**Written problem**
Leave out the images; return the rest of the data exactly.
-------
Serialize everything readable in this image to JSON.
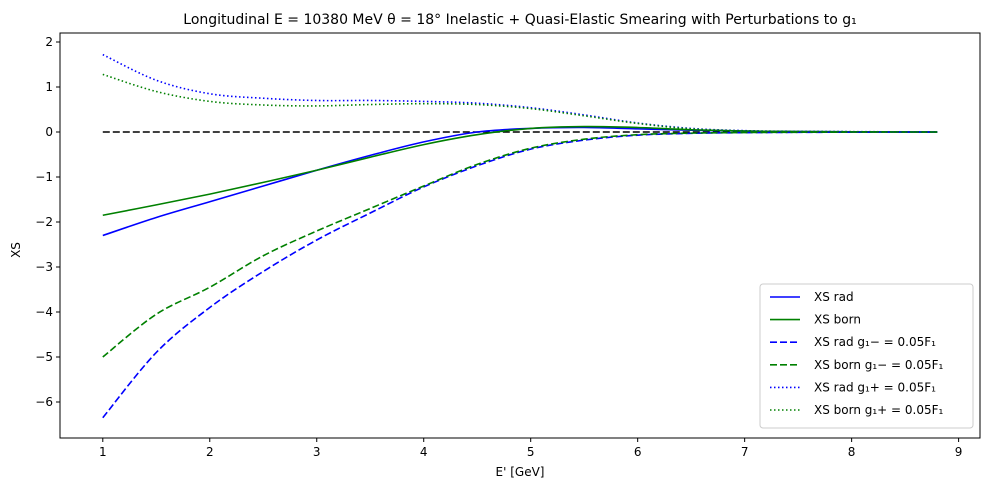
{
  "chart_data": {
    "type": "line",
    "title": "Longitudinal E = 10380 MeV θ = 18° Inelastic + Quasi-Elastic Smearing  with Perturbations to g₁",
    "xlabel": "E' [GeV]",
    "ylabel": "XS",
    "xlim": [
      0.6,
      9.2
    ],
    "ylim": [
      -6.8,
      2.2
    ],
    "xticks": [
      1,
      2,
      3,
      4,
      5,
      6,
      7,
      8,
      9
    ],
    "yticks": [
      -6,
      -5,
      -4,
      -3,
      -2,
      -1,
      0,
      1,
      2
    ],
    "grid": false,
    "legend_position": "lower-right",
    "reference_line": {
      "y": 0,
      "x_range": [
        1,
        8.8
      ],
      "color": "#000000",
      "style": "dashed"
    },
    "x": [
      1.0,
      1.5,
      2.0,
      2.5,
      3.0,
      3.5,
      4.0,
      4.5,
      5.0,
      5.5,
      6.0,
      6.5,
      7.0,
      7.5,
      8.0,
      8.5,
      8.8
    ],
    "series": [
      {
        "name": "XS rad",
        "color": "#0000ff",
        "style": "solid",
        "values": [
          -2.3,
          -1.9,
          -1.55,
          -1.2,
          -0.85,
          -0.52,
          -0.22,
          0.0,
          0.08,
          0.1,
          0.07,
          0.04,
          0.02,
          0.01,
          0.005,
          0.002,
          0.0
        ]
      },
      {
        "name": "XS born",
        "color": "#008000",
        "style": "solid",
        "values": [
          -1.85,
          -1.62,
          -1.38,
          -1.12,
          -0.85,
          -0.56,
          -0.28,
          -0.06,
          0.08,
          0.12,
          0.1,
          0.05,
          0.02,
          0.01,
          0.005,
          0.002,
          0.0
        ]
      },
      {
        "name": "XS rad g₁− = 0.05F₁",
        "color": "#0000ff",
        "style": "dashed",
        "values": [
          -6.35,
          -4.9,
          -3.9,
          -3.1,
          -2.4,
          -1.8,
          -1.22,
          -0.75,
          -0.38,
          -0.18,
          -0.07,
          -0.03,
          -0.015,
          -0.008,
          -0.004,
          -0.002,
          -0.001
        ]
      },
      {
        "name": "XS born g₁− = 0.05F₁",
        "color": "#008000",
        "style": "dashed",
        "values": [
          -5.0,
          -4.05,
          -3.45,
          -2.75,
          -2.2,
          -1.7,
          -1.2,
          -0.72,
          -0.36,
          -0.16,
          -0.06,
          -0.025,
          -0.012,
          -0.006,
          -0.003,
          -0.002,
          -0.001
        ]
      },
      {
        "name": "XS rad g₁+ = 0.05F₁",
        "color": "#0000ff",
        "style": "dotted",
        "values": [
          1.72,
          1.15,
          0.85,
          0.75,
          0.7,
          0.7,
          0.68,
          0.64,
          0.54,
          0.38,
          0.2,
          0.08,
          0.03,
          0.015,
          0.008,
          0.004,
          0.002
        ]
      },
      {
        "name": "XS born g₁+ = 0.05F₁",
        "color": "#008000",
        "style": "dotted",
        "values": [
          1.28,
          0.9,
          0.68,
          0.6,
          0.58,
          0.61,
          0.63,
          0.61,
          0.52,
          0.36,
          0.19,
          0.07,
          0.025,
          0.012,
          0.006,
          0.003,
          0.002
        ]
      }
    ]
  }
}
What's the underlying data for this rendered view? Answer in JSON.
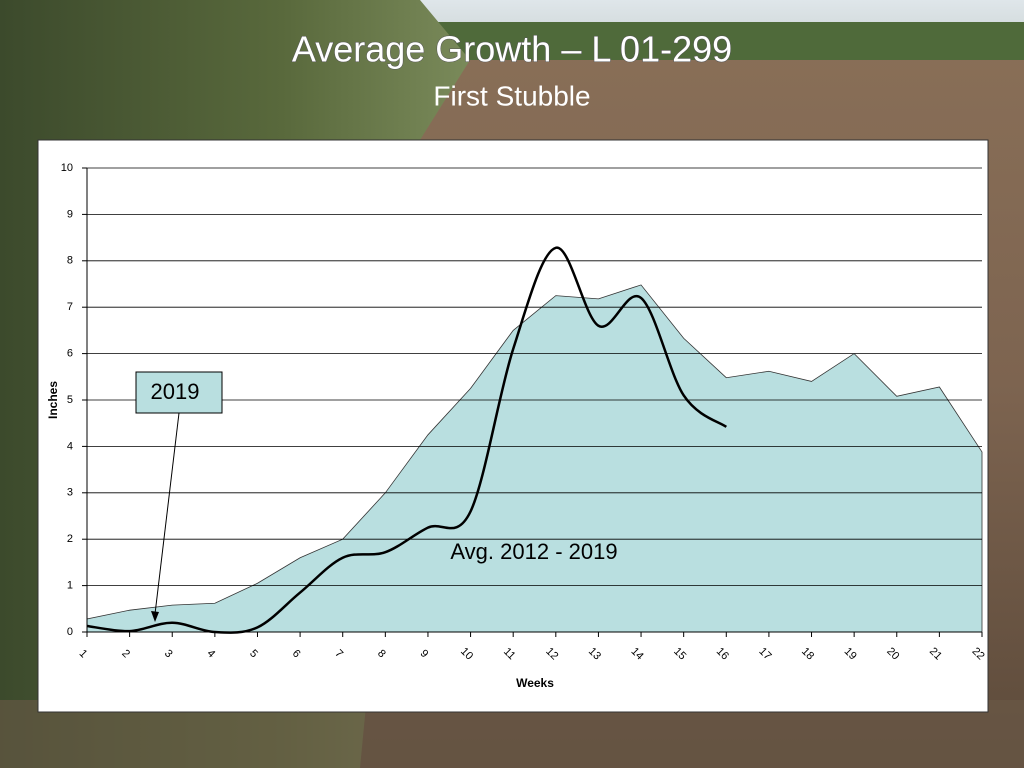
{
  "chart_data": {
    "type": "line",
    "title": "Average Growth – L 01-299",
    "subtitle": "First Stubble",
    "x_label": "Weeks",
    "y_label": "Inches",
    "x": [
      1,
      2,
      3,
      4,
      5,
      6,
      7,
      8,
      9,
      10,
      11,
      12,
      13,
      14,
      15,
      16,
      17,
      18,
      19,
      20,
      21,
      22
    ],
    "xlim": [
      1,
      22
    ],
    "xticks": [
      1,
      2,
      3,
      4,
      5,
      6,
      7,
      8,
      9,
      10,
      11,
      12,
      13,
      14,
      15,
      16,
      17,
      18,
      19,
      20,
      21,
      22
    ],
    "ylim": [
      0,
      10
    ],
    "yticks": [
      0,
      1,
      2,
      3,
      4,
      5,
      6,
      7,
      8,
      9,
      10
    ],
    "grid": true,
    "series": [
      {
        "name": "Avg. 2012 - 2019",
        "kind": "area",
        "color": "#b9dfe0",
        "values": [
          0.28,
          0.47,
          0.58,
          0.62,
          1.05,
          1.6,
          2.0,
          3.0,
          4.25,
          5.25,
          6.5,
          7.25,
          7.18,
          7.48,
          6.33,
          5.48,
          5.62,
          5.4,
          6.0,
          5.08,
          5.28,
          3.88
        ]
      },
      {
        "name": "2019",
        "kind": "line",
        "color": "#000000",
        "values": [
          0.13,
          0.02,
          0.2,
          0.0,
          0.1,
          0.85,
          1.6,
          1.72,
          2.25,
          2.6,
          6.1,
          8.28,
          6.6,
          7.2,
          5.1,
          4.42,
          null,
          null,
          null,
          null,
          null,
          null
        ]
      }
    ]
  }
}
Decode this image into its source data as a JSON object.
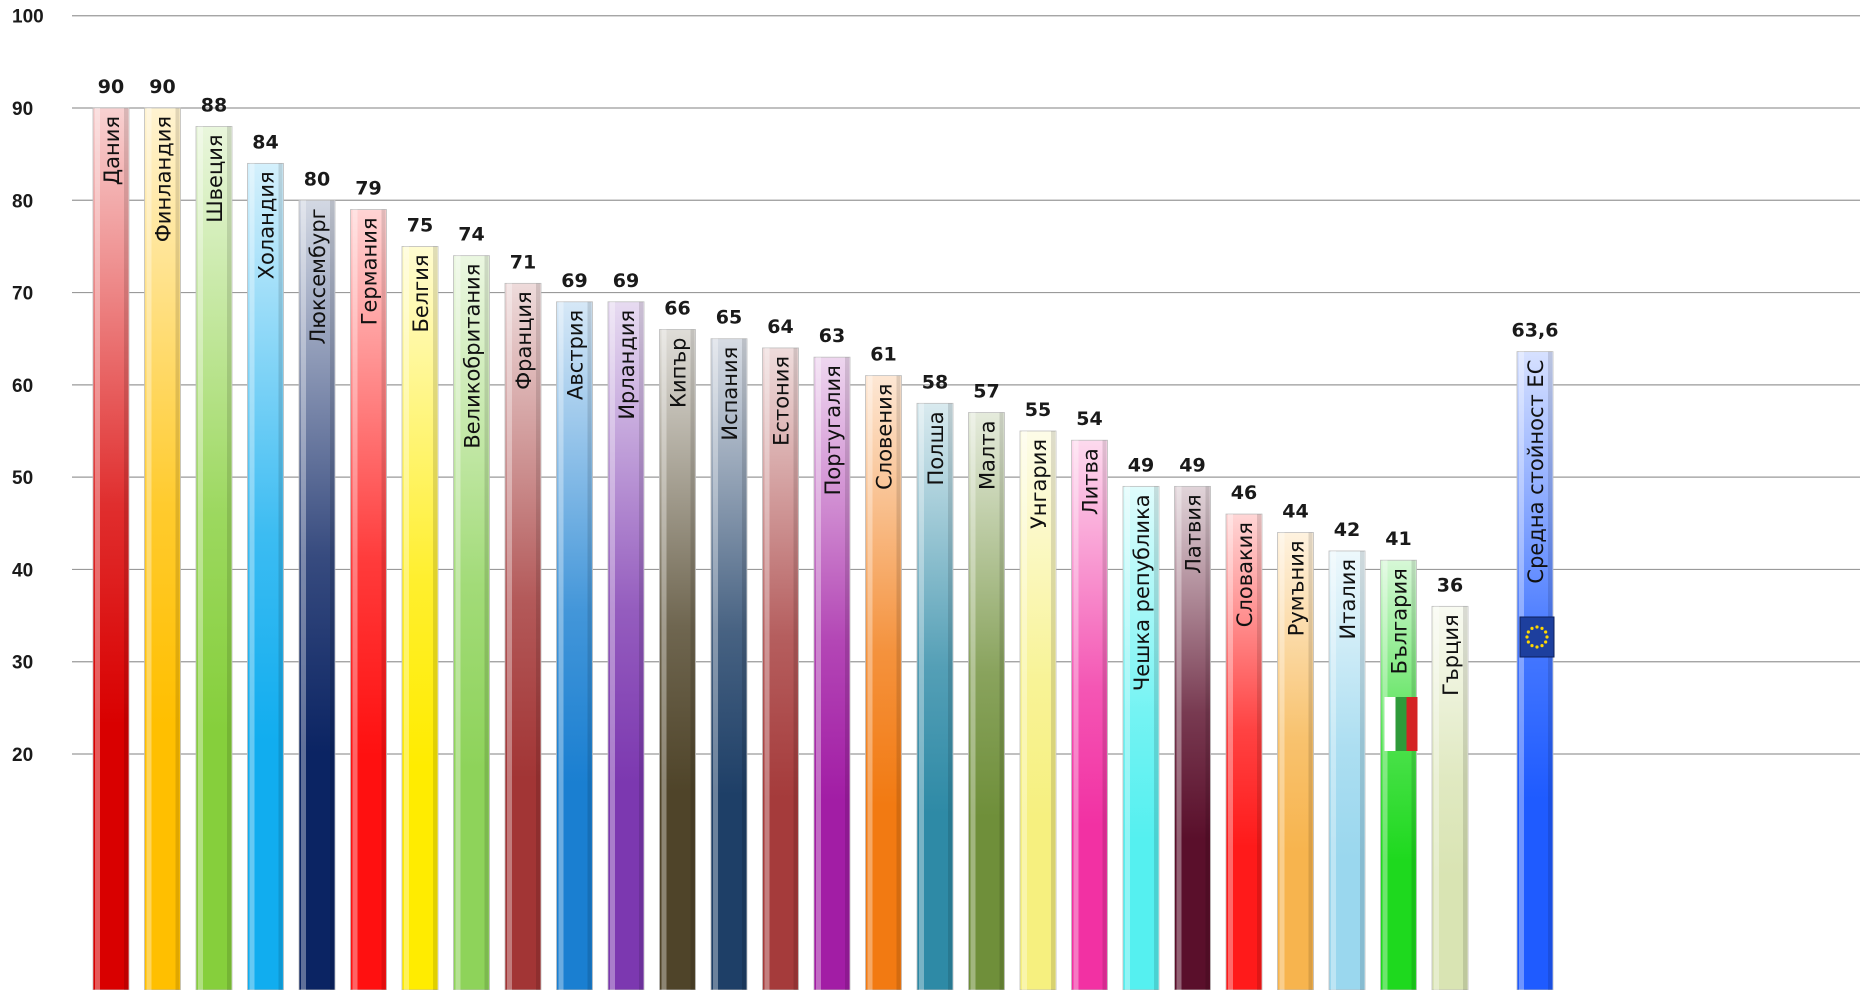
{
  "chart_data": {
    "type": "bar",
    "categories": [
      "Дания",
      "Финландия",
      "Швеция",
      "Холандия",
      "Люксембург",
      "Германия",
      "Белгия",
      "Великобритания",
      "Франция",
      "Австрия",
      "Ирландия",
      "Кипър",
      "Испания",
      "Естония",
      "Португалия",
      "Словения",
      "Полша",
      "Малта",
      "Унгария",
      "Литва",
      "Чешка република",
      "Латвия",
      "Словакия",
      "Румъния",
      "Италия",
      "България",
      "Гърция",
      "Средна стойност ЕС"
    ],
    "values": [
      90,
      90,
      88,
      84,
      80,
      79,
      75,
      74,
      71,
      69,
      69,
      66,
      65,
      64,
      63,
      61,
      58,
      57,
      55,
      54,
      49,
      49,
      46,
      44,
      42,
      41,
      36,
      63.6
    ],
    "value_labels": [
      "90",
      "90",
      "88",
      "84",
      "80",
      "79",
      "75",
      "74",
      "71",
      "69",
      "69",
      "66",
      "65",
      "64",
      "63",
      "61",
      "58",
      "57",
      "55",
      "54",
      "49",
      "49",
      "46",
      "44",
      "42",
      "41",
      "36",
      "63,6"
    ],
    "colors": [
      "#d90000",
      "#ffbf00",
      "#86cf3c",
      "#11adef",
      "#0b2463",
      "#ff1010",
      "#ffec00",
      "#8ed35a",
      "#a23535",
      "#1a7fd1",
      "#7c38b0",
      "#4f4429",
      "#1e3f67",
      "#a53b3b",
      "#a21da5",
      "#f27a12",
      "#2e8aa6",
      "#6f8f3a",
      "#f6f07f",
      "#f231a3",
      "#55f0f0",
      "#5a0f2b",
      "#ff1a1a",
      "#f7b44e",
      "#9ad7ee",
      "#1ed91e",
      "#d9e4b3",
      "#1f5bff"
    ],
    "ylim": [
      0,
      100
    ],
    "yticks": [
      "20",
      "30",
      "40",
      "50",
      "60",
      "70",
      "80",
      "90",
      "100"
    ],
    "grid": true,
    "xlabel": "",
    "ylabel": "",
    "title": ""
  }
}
-------
**The reply**
Serialize everything readable in this image to JSON.
{
  "chart_data": {
    "type": "line",
    "title": "Longitudinal E = 10380 MeV θ = 18° Inelastic + Quasi-Elastic Smearing  with Perturbations to g₁",
    "xlabel": "E' [GeV]",
    "ylabel": "XS",
    "xlim": [
      0.6,
      9.2
    ],
    "ylim": [
      -6.8,
      2.2
    ],
    "xticks": [
      1,
      2,
      3,
      4,
      5,
      6,
      7,
      8,
      9
    ],
    "yticks": [
      -6,
      -5,
      -4,
      -3,
      -2,
      -1,
      0,
      1,
      2
    ],
    "grid": false,
    "legend_position": "lower-right",
    "reference_line": {
      "y": 0,
      "x_range": [
        1,
        8.8
      ],
      "color": "#000000",
      "style": "dashed"
    },
    "x": [
      1.0,
      1.5,
      2.0,
      2.5,
      3.0,
      3.5,
      4.0,
      4.5,
      5.0,
      5.5,
      6.0,
      6.5,
      7.0,
      7.5,
      8.0,
      8.5,
      8.8
    ],
    "series": [
      {
        "name": "XS rad",
        "color": "#0000ff",
        "style": "solid",
        "values": [
          -2.3,
          -1.9,
          -1.55,
          -1.2,
          -0.85,
          -0.52,
          -0.22,
          0.0,
          0.08,
          0.1,
          0.07,
          0.04,
          0.02,
          0.01,
          0.005,
          0.002,
          0.0
        ]
      },
      {
        "name": "XS born",
        "color": "#008000",
        "style": "solid",
        "values": [
          -1.85,
          -1.62,
          -1.38,
          -1.12,
          -0.85,
          -0.56,
          -0.28,
          -0.06,
          0.08,
          0.12,
          0.1,
          0.05,
          0.02,
          0.01,
          0.005,
          0.002,
          0.0
        ]
      },
      {
        "name": "XS rad g₁− = 0.05F₁",
        "color": "#0000ff",
        "style": "dashed",
        "values": [
          -6.35,
          -4.9,
          -3.9,
          -3.1,
          -2.4,
          -1.8,
          -1.22,
          -0.75,
          -0.38,
          -0.18,
          -0.07,
          -0.03,
          -0.015,
          -0.008,
          -0.004,
          -0.002,
          -0.001
        ]
      },
      {
        "name": "XS born g₁− = 0.05F₁",
        "color": "#008000",
        "style": "dashed",
        "values": [
          -5.0,
          -4.05,
          -3.45,
          -2.75,
          -2.2,
          -1.7,
          -1.2,
          -0.72,
          -0.36,
          -0.16,
          -0.06,
          -0.025,
          -0.012,
          -0.006,
          -0.003,
          -0.002,
          -0.001
        ]
      },
      {
        "name": "XS rad g₁+ = 0.05F₁",
        "color": "#0000ff",
        "style": "dotted",
        "values": [
          1.72,
          1.15,
          0.85,
          0.75,
          0.7,
          0.7,
          0.68,
          0.64,
          0.54,
          0.38,
          0.2,
          0.08,
          0.03,
          0.015,
          0.008,
          0.004,
          0.002
        ]
      },
      {
        "name": "XS born g₁+ = 0.05F₁",
        "color": "#008000",
        "style": "dotted",
        "values": [
          1.28,
          0.9,
          0.68,
          0.6,
          0.58,
          0.61,
          0.63,
          0.61,
          0.52,
          0.36,
          0.19,
          0.07,
          0.025,
          0.012,
          0.006,
          0.003,
          0.002
        ]
      }
    ]
  }
}
What's the underlying data for this rendered view? Answer in JSON.
{
  "chart_data": {
    "type": "line",
    "title": "Average Growth – L 01-299",
    "subtitle": "First Stubble",
    "x_label": "Weeks",
    "y_label": "Inches",
    "x": [
      1,
      2,
      3,
      4,
      5,
      6,
      7,
      8,
      9,
      10,
      11,
      12,
      13,
      14,
      15,
      16,
      17,
      18,
      19,
      20,
      21,
      22
    ],
    "xlim": [
      1,
      22
    ],
    "xticks": [
      1,
      2,
      3,
      4,
      5,
      6,
      7,
      8,
      9,
      10,
      11,
      12,
      13,
      14,
      15,
      16,
      17,
      18,
      19,
      20,
      21,
      22
    ],
    "ylim": [
      0,
      10
    ],
    "yticks": [
      0,
      1,
      2,
      3,
      4,
      5,
      6,
      7,
      8,
      9,
      10
    ],
    "grid": true,
    "series": [
      {
        "name": "Avg. 2012 - 2019",
        "kind": "area",
        "color": "#b9dfe0",
        "values": [
          0.28,
          0.47,
          0.58,
          0.62,
          1.05,
          1.6,
          2.0,
          3.0,
          4.25,
          5.25,
          6.5,
          7.25,
          7.18,
          7.48,
          6.33,
          5.48,
          5.62,
          5.4,
          6.0,
          5.08,
          5.28,
          3.88
        ]
      },
      {
        "name": "2019",
        "kind": "line",
        "color": "#000000",
        "values": [
          0.13,
          0.02,
          0.2,
          0.0,
          0.1,
          0.85,
          1.6,
          1.72,
          2.25,
          2.6,
          6.1,
          8.28,
          6.6,
          7.2,
          5.1,
          4.42,
          null,
          null,
          null,
          null,
          null,
          null
        ]
      }
    ]
  }
}
Decode this image into its source data as a JSON object.
{
  "chart_data": {
    "type": "bar",
    "categories": [
      "Дания",
      "Финландия",
      "Швеция",
      "Холандия",
      "Люксембург",
      "Германия",
      "Белгия",
      "Великобритания",
      "Франция",
      "Австрия",
      "Ирландия",
      "Кипър",
      "Испания",
      "Естония",
      "Португалия",
      "Словения",
      "Полша",
      "Малта",
      "Унгария",
      "Литва",
      "Чешка република",
      "Латвия",
      "Словакия",
      "Румъния",
      "Италия",
      "България",
      "Гърция",
      "Средна стойност ЕС"
    ],
    "values": [
      90,
      90,
      88,
      84,
      80,
      79,
      75,
      74,
      71,
      69,
      69,
      66,
      65,
      64,
      63,
      61,
      58,
      57,
      55,
      54,
      49,
      49,
      46,
      44,
      42,
      41,
      36,
      63.6
    ],
    "value_labels": [
      "90",
      "90",
      "88",
      "84",
      "80",
      "79",
      "75",
      "74",
      "71",
      "69",
      "69",
      "66",
      "65",
      "64",
      "63",
      "61",
      "58",
      "57",
      "55",
      "54",
      "49",
      "49",
      "46",
      "44",
      "42",
      "41",
      "36",
      "63,6"
    ],
    "colors": [
      "#d90000",
      "#ffbf00",
      "#86cf3c",
      "#11adef",
      "#0b2463",
      "#ff1010",
      "#ffec00",
      "#8ed35a",
      "#a23535",
      "#1a7fd1",
      "#7c38b0",
      "#4f4429",
      "#1e3f67",
      "#a53b3b",
      "#a21da5",
      "#f27a12",
      "#2e8aa6",
      "#6f8f3a",
      "#f6f07f",
      "#f231a3",
      "#55f0f0",
      "#5a0f2b",
      "#ff1a1a",
      "#f7b44e",
      "#9ad7ee",
      "#1ed91e",
      "#d9e4b3",
      "#1f5bff"
    ],
    "ylim": [
      0,
      100
    ],
    "yticks": [
      "20",
      "30",
      "40",
      "50",
      "60",
      "70",
      "80",
      "90",
      "100"
    ],
    "grid": true,
    "xlabel": "",
    "ylabel": "",
    "title": ""
  }
}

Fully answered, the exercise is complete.